- _Task to complete_:
Find the lines with the string "Path" and return them.

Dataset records

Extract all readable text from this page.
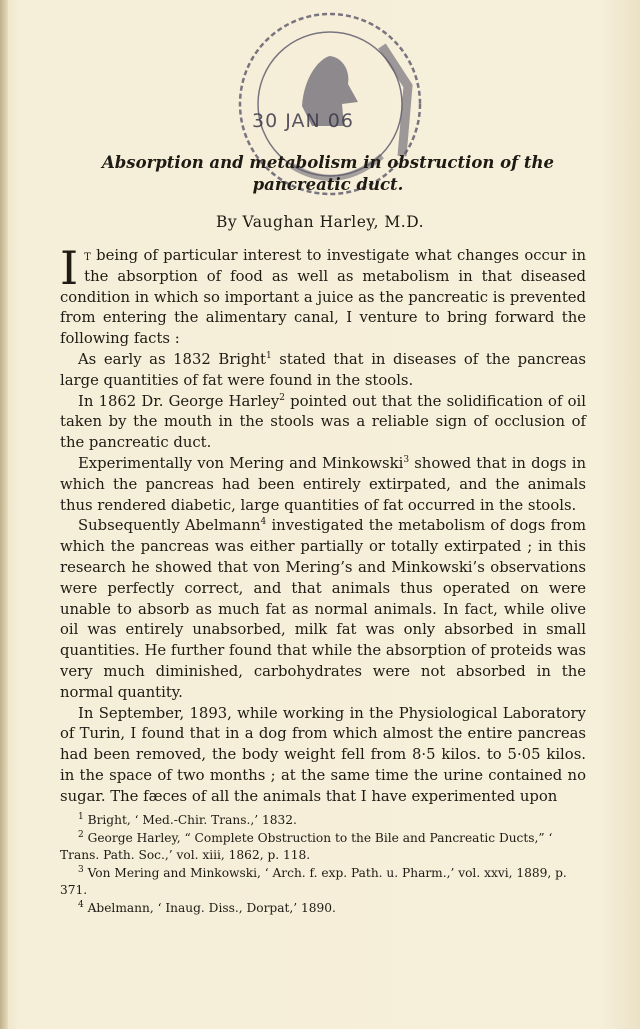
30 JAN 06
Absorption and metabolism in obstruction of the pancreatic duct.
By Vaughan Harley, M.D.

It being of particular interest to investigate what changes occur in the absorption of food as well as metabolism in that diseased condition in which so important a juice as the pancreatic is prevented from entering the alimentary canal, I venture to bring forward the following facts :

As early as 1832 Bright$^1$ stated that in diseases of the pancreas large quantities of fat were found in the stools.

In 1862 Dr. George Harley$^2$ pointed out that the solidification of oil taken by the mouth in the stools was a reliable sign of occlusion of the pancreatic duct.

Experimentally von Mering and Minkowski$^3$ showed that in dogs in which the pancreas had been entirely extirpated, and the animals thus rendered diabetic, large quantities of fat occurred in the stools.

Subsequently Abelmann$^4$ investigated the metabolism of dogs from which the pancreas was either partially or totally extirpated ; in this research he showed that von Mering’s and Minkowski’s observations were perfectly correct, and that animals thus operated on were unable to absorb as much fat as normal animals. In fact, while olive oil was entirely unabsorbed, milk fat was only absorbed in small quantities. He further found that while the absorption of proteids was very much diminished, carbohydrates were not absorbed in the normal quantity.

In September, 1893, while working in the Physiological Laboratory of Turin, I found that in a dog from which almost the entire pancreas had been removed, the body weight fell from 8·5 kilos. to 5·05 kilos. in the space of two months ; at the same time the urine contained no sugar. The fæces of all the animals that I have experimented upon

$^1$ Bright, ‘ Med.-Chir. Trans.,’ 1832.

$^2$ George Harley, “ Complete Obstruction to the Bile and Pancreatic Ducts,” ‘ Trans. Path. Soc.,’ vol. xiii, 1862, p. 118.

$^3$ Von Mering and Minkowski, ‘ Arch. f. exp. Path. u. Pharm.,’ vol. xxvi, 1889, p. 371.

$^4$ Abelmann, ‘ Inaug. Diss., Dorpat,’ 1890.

- _Expected answer_:
$^2$ George Harley, “ Complete Obstruction to the Bile and Pancreatic Ducts,” ‘ Trans. Path. Soc.,’ vol. xiii, 1862, p. 118.
$^3$ Von Mering and Minkowski, ‘ Arch. f. exp. Path. u. Pharm.,’ vol. xxvi, 1889, p. 371.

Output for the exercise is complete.